• TEXTO DE LECTURA
━━━━━━━━━━━━━━━━

Desde la destruida catedral de Mogadiscio, hoy convertida en un maloliente vertedero, tardamos cinco minutos en llegar. Vemos el Índico a la derecha. Un check point con dos bidones llenos de arena y una cadena de lado a lado que delimita la nueva frontera. Todos conocen el coche de Bashir, así que nos abren el paso. El señor de la guerra, del clan Daroq, nos recibe unos metros más allá. Se muestra amable. Habla algo de inglés. Me pregunta de dónde vengo. Dudo si decirle que soy español. Nuestro pasaporte se cotiza mucho entre los secuestradores de por aquí. Saben que España paga y paga bien.

 

Alrededor no solo me rodean los ocho milicianos de Bashir que me protegen, también se despliegan los malotes del warlord, ataviados con armas enormes y cananas de balas como morcillas cruzándoles el pecho. Marcan territorio con su presencia y muestran curiosidad pero no hostilidad. Good afternoon, sir. Tú vienes con tus chicos, pero aquí mando yo, parece ser el guión no escrito de la escena. No hay rastro de mujeres. El teatrillo me hace replantearme el paseo y me giro hacia Bashir, que me habla desde la ventanilla: “No problem. It’s totally safe“, me dice. “Totally safe“, repito para mí mismo. “Totally safe“.

 

Las ruinas del hotel Uruba quedan a la izquierda, a unos 300 metros. Desde allí nos observan los militares ugandeses de la Amisom, la misión de paz de la ONU que intenta poner algo de coherencia en el caos somalí. Alrededor todo está pulverizado por 22 años de guerra. Tanques reventados, edificios que son esqueletos, basura y animales muertos aquí y allá. El hedor de la yihad es el de la podredumbre con moscas verdes. Si miro hacia la derecha lo veo. Ahí está, agujereado pero entero, desconchado por el abandono, de planta octogonal, cuatro pisos con ventanas a cada uno de los lados y de construcción italiana que lo emparenta con otros similares en Sicilia o Cerdeña. El faro del puerto antiguo de Mogadiscio.

 

Rodeado de la comitiva me sumerjo en la oscuridad de su interior. Nada más entrar, veo la enorme escalera de caracol que subía hacia los pisos superiores. Es imposible subir, porque parte de ella ha sido destruida. Desde ese círculo se abren habitaciones con las ventanas selladas por ladrillos. Huele a orines aquí dentro.

━━━━━━━━━━━━━━━━

• REGISTROS
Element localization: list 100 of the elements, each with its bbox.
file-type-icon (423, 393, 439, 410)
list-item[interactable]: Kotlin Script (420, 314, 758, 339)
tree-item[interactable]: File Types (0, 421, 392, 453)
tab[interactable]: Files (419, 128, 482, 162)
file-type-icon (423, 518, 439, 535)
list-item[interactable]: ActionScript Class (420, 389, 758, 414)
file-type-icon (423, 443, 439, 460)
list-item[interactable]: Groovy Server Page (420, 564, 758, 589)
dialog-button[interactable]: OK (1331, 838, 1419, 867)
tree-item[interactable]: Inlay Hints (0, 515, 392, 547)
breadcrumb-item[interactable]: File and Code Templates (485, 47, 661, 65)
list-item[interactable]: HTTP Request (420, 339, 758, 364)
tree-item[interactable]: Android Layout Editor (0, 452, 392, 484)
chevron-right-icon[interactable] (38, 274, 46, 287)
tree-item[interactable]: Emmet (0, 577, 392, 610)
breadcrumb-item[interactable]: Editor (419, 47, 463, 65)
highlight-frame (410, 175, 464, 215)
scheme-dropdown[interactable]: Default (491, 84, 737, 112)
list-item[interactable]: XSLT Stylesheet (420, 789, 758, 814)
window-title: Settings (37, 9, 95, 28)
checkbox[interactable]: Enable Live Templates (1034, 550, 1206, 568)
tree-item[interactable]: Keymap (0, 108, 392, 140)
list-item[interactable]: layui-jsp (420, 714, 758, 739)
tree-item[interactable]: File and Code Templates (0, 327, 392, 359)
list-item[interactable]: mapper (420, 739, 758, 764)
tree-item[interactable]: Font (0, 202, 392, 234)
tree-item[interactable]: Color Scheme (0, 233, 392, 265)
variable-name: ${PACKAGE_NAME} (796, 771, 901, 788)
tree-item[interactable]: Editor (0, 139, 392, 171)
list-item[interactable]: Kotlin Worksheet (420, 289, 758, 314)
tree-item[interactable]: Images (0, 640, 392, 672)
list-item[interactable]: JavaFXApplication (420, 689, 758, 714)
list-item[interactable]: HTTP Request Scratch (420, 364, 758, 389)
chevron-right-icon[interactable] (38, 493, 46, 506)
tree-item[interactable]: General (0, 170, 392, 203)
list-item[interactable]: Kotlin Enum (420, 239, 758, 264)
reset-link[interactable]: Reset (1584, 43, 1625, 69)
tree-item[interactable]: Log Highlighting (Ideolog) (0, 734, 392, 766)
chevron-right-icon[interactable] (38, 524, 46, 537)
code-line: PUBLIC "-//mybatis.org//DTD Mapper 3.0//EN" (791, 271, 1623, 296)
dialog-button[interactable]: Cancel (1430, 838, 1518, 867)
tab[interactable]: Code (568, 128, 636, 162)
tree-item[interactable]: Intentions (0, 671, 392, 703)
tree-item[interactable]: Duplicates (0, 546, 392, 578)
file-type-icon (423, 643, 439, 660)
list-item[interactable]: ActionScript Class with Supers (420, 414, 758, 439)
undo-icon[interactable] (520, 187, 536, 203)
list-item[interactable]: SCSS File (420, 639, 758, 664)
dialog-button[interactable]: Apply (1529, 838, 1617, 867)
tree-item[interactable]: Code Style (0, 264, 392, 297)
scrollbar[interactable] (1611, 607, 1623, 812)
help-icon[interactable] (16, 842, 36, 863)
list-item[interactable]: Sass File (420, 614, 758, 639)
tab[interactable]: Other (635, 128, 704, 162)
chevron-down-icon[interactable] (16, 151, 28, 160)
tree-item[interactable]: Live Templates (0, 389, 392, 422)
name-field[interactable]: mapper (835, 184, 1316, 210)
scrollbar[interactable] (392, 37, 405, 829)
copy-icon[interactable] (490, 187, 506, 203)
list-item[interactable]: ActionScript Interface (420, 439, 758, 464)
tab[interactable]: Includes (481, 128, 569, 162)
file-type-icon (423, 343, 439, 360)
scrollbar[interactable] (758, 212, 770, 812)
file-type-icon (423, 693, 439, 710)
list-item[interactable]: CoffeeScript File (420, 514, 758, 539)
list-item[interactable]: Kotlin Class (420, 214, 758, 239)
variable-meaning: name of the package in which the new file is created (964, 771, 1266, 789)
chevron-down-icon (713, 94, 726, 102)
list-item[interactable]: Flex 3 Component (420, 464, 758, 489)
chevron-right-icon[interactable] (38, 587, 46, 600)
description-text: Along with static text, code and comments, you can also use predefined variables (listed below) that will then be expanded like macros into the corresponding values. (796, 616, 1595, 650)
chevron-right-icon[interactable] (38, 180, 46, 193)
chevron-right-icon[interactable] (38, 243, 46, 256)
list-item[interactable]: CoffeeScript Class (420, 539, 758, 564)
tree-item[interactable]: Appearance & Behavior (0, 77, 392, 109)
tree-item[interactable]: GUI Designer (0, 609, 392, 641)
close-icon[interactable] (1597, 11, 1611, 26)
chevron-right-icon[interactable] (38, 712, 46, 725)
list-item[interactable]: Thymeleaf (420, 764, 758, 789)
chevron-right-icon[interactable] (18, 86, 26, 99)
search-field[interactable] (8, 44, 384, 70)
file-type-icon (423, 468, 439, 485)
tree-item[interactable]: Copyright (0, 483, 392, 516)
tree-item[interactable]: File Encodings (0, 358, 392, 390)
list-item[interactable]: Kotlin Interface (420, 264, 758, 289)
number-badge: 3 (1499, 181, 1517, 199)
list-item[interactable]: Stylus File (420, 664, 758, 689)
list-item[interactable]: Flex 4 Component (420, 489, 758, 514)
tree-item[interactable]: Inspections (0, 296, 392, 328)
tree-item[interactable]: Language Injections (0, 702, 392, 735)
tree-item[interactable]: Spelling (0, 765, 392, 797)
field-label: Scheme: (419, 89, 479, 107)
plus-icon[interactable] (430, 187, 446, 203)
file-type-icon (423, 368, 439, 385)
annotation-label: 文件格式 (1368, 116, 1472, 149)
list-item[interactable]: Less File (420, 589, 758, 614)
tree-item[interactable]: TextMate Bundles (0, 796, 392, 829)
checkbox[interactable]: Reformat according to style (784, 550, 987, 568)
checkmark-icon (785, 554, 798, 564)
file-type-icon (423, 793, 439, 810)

━━━━━━━━━━━━━━━━

• OBJETIVO A
Reproduce palabra por palabra el fragmento del texto sobre Mogadiscio que comienza en "Desde la destruida" y termina en "y paga bien.".
• OBJETIVO B
Cuenta cuántas líneas de los registros contienen la palabra "Flex" y responde solo con ese número.

• RESULTADO CORRECTO A
Desde la destruida catedral de Mogadiscio, hoy convertida en un maloliente vertedero, tardamos cinco minutos en llegar. Vemos el Índico a la derecha. Un check point con dos bidones llenos de arena y una cadena de lado a lado que delimita la nueva frontera. Todos conocen el coche de Bashir, así que nos abren el paso. El señor de la guerra, del clan Daroq, nos recibe unos metros más allá. Se muestra amable. Habla algo de inglés. Me pregunta de dónde vengo. Dudo si decirle que soy español. Nuestro pasaporte se cotiza mucho entre los secuestradores de por aquí. Saben que España paga y paga bien.

• RESULTADO CORRECTO B
2